Your task. Set down all of the data exactly as it appears.

Input rows.
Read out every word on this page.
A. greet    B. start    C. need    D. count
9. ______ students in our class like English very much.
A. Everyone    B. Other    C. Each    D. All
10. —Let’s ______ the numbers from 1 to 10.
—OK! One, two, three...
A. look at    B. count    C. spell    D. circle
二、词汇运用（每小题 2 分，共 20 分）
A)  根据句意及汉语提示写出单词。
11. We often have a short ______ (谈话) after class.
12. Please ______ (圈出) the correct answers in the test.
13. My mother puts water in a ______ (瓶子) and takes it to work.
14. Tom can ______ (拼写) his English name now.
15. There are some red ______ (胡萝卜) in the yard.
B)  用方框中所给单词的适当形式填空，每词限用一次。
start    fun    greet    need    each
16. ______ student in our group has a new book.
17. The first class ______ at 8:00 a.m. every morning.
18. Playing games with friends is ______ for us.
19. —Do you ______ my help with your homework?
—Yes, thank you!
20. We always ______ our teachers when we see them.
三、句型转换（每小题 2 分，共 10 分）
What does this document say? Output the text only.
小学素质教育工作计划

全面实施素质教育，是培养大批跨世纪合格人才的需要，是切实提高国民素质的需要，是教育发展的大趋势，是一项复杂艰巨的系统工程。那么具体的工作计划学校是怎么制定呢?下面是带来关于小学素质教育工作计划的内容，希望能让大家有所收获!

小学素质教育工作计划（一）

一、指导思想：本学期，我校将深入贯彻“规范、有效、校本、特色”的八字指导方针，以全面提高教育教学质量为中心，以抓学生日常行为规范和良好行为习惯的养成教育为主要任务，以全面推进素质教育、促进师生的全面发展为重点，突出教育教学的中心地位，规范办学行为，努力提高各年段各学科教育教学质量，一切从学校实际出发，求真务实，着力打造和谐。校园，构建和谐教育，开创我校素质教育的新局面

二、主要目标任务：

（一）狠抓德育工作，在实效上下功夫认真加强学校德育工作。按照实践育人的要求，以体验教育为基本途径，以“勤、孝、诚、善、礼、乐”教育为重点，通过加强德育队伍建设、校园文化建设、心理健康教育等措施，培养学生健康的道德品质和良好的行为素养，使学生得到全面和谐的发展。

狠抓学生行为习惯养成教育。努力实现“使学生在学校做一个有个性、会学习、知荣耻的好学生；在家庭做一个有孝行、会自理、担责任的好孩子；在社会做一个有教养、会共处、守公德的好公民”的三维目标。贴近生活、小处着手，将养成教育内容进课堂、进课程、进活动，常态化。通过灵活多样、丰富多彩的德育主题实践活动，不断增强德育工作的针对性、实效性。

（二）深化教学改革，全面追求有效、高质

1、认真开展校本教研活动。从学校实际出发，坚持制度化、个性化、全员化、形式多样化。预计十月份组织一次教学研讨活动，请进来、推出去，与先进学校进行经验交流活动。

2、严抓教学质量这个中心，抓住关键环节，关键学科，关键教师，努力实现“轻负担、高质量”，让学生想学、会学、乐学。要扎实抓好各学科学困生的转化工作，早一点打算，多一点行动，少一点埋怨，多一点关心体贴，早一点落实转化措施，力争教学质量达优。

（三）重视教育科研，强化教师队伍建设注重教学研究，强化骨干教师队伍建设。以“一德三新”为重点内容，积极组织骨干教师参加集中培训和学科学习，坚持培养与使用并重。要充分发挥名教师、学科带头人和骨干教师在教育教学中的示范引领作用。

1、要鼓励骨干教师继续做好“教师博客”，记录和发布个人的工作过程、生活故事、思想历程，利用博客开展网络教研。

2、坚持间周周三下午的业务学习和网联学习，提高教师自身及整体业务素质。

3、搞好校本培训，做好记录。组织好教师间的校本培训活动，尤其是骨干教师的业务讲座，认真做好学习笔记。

Written solution.
Read out every word on this page.
A. greet    B. start    C. need    D. count
9. ______ students in our class like English very much.
A. Everyone    B. Other    C. Each    D. All
10. —Let’s ______ the numbers from 1 to 10.
—OK! One, two, three...
A. look at    B. count    C. spell    D. circle
二、词汇运用（每小题 2 分，共 20 分）
A)  根据句意及汉语提示写出单词。
11. We often have a short ______ (谈话) after class.
12. Please ______ (圈出) the correct answers in the test.
13. My mother puts water in a ______ (瓶子) and takes it to work.
14. Tom can ______ (拼写) his English name now.
15. There are some red ______ (胡萝卜) in the yard.
B)  用方框中所给单词的适当形式填空，每词限用一次。
start    fun    greet    need    each
16. ______ student in our group has a new book.
17. The first class ______ at 8:00 a.m. every morning.
18. Playing games with friends is ______ for us.
19. —Do you ______ my help with your homework?
—Yes, thank you!
20. We always ______ our teachers when we see them.
三、句型转换（每小题 2 分，共 10 分）
What does this document say? Output the text only.
小学素质教育工作计划

全面实施素质教育，是培养大批跨世纪合格人才的需要，是切实提高国民素质的需要，是教育发展的大趋势，是一项复杂艰巨的系统工程。那么具体的工作计划学校是怎么制定呢?下面是带来关于小学素质教育工作计划的内容，希望能让大家有所收获!

小学素质教育工作计划（一）

一、指导思想：本学期，我校将深入贯彻“规范、有效、校本、特色”的八字指导方针，以全面提高教育教学质量为中心，以抓学生日常行为规范和良好行为习惯的养成教育为主要任务，以全面推进素质教育、促进师生的全面发展为重点，突出教育教学的中心地位，规范办学行为，努力提高各年段各学科教育教学质量，一切从学校实际出发，求真务实，着力打造和谐。校园，构建和谐教育，开创我校素质教育的新局面

二、主要目标任务：

（一）狠抓德育工作，在实效上下功夫认真加强学校德育工作。按照实践育人的要求，以体验教育为基本途径，以“勤、孝、诚、善、礼、乐”教育为重点，通过加强德育队伍建设、校园文化建设、心理健康教育等措施，培养学生健康的道德品质和良好的行为素养，使学生得到全面和谐的发展。

狠抓学生行为习惯养成教育。努力实现“使学生在学校做一个有个性、会学习、知荣耻的好学生；在家庭做一个有孝行、会自理、担责任的好孩子；在社会做一个有教养、会共处、守公德的好公民”的三维目标。贴近生活、小处着手，将养成教育内容进课堂、进课程、进活动，常态化。通过灵活多样、丰富多彩的德育主题实践活动，不断增强德育工作的针对性、实效性。

（二）深化教学改革，全面追求有效、高质

1、认真开展校本教研活动。从学校实际出发，坚持制度化、个性化、全员化、形式多样化。预计十月份组织一次教学研讨活动，请进来、推出去，与先进学校进行经验交流活动。

2、严抓教学质量这个中心，抓住关键环节，关键学科，关键教师，努力实现“轻负担、高质量”，让学生想学、会学、乐学。要扎实抓好各学科学困生的转化工作，早一点打算，多一点行动，少一点埋怨，多一点关心体贴，早一点落实转化措施，力争教学质量达优。

（三）重视教育科研，强化教师队伍建设注重教学研究，强化骨干教师队伍建设。以“一德三新”为重点内容，积极组织骨干教师参加集中培训和学科学习，坚持培养与使用并重。要充分发挥名教师、学科带头人和骨干教师在教育教学中的示范引领作用。

1、要鼓励骨干教师继续做好“教师博客”，记录和发布个人的工作过程、生活故事、思想历程，利用博客开展网络教研。

2、坚持间周周三下午的业务学习和网联学习，提高教师自身及整体业务素质。

3、搞好校本培训，做好记录。组织好教师间的校本培训活动，尤其是骨干教师的业务讲座，认真做好学习笔记。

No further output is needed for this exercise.